— EXERCISE —
The exercise asks for every line of the data to be reproduced exactly.

[Items from a figure collection]
------------------------------------------------------------

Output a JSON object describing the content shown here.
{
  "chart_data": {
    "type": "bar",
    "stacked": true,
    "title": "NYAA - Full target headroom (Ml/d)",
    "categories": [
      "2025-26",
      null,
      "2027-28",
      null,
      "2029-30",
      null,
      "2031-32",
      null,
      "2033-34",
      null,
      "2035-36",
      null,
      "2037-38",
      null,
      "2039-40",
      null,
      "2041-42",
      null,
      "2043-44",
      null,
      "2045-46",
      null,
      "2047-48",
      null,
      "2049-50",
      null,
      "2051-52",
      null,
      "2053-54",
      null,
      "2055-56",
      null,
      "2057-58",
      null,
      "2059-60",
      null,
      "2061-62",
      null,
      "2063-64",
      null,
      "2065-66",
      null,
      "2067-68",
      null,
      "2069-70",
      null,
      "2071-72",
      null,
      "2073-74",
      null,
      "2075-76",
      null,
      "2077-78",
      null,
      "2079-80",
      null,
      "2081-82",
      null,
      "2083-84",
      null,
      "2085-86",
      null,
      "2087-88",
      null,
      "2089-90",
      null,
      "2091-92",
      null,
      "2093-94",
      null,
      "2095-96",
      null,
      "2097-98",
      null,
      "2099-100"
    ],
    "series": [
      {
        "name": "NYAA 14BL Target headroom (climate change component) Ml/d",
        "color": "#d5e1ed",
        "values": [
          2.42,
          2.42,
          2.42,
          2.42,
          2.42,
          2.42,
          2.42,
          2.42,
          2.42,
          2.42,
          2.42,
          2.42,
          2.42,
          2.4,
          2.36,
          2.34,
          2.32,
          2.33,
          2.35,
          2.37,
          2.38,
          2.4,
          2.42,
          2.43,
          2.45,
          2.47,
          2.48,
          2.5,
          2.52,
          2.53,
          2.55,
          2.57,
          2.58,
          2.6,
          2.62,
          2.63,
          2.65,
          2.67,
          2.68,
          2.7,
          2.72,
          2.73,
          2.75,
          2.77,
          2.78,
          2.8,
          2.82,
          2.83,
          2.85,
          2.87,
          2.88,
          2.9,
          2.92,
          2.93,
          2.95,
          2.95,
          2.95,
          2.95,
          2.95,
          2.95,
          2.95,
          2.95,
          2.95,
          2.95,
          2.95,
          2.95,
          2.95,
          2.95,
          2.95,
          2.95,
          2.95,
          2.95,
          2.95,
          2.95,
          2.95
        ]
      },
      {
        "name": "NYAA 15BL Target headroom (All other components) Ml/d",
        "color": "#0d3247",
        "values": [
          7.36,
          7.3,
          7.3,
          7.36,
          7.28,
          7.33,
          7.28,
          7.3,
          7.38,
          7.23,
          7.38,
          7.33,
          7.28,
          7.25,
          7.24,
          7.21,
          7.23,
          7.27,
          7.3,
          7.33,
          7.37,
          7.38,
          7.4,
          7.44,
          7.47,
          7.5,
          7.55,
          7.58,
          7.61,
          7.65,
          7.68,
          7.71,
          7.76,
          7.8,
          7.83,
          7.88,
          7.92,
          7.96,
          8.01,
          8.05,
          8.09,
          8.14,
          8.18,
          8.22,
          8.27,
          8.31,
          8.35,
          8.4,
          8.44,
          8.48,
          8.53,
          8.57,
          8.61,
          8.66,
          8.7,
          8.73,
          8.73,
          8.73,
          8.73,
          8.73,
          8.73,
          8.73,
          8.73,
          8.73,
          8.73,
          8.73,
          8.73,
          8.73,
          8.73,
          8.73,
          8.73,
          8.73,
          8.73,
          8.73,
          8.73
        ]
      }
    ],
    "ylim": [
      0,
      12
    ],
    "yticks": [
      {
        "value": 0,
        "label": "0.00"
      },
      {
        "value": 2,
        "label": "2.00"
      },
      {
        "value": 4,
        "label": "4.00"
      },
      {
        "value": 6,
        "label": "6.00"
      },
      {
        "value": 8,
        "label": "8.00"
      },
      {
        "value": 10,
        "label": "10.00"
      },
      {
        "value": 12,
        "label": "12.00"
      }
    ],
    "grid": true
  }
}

------------------------------------------------------------

— OUTPUT OF THE TASK —
Output a JSON object describing the content shown here.
{
  "chart_data": {
    "type": "bar",
    "stacked": true,
    "title": "NYAA - Full target headroom (Ml/d)",
    "categories": [
      "2025-26",
      null,
      "2027-28",
      null,
      "2029-30",
      null,
      "2031-32",
      null,
      "2033-34",
      null,
      "2035-36",
      null,
      "2037-38",
      null,
      "2039-40",
      null,
      "2041-42",
      null,
      "2043-44",
      null,
      "2045-46",
      null,
      "2047-48",
      null,
      "2049-50",
      null,
      "2051-52",
      null,
      "2053-54",
      null,
      "2055-56",
      null,
      "2057-58",
      null,
      "2059-60",
      null,
      "2061-62",
      null,
      "2063-64",
      null,
      "2065-66",
      null,
      "2067-68",
      null,
      "2069-70",
      null,
      "2071-72",
      null,
      "2073-74",
      null,
      "2075-76",
      null,
      "2077-78",
      null,
      "2079-80",
      null,
      "2081-82",
      null,
      "2083-84",
      null,
      "2085-86",
      null,
      "2087-88",
      null,
      "2089-90",
      null,
      "2091-92",
      null,
      "2093-94",
      null,
      "2095-96",
      null,
      "2097-98",
      null,
      "2099-100"
    ],
    "series": [
      {
        "name": "NYAA 14BL Target headroom (climate change component) Ml/d",
        "color": "#d5e1ed",
        "values": [
          2.42,
          2.42,
          2.42,
          2.42,
          2.42,
          2.42,
          2.42,
          2.42,
          2.42,
          2.42,
          2.42,
          2.42,
          2.42,
          2.4,
          2.36,
          2.34,
          2.32,
          2.33,
          2.35,
          2.37,
          2.38,
          2.4,
          2.42,
          2.43,
          2.45,
          2.47,
          2.48,
          2.5,
          2.52,
          2.53,
          2.55,
          2.57,
          2.58,
          2.6,
          2.62,
          2.63,
          2.65,
          2.67,
          2.68,
          2.7,
          2.72,
          2.73,
          2.75,
          2.77,
          2.78,
          2.8,
          2.82,
          2.83,
          2.85,
          2.87,
          2.88,
          2.9,
          2.92,
          2.93,
          2.95,
          2.95,
          2.95,
          2.95,
          2.95,
          2.95,
          2.95,
          2.95,
          2.95,
          2.95,
          2.95,
          2.95,
          2.95,
          2.95,
          2.95,
          2.95,
          2.95,
          2.95,
          2.95,
          2.95,
          2.95
        ]
      },
      {
        "name": "NYAA 15BL Target headroom (All other components) Ml/d",
        "color": "#0d3247",
        "values": [
          7.36,
          7.3,
          7.3,
          7.36,
          7.28,
          7.33,
          7.28,
          7.3,
          7.38,
          7.23,
          7.38,
          7.33,
          7.28,
          7.25,
          7.24,
          7.21,
          7.23,
          7.27,
          7.3,
          7.33,
          7.37,
          7.38,
          7.4,
          7.44,
          7.47,
          7.5,
          7.55,
          7.58,
          7.61,
          7.65,
          7.68,
          7.71,
          7.76,
          7.8,
          7.83,
          7.88,
          7.92,
          7.96,
          8.01,
          8.05,
          8.09,
          8.14,
          8.18,
          8.22,
          8.27,
          8.31,
          8.35,
          8.4,
          8.44,
          8.48,
          8.53,
          8.57,
          8.61,
          8.66,
          8.7,
          8.73,
          8.73,
          8.73,
          8.73,
          8.73,
          8.73,
          8.73,
          8.73,
          8.73,
          8.73,
          8.73,
          8.73,
          8.73,
          8.73,
          8.73,
          8.73,
          8.73,
          8.73,
          8.73,
          8.73
        ]
      }
    ],
    "ylim": [
      0,
      12
    ],
    "yticks": [
      {
        "value": 0,
        "label": "0.00"
      },
      {
        "value": 2,
        "label": "2.00"
      },
      {
        "value": 4,
        "label": "4.00"
      },
      {
        "value": 6,
        "label": "6.00"
      },
      {
        "value": 8,
        "label": "8.00"
      },
      {
        "value": 10,
        "label": "10.00"
      },
      {
        "value": 12,
        "label": "12.00"
      }
    ],
    "grid": true
  }
}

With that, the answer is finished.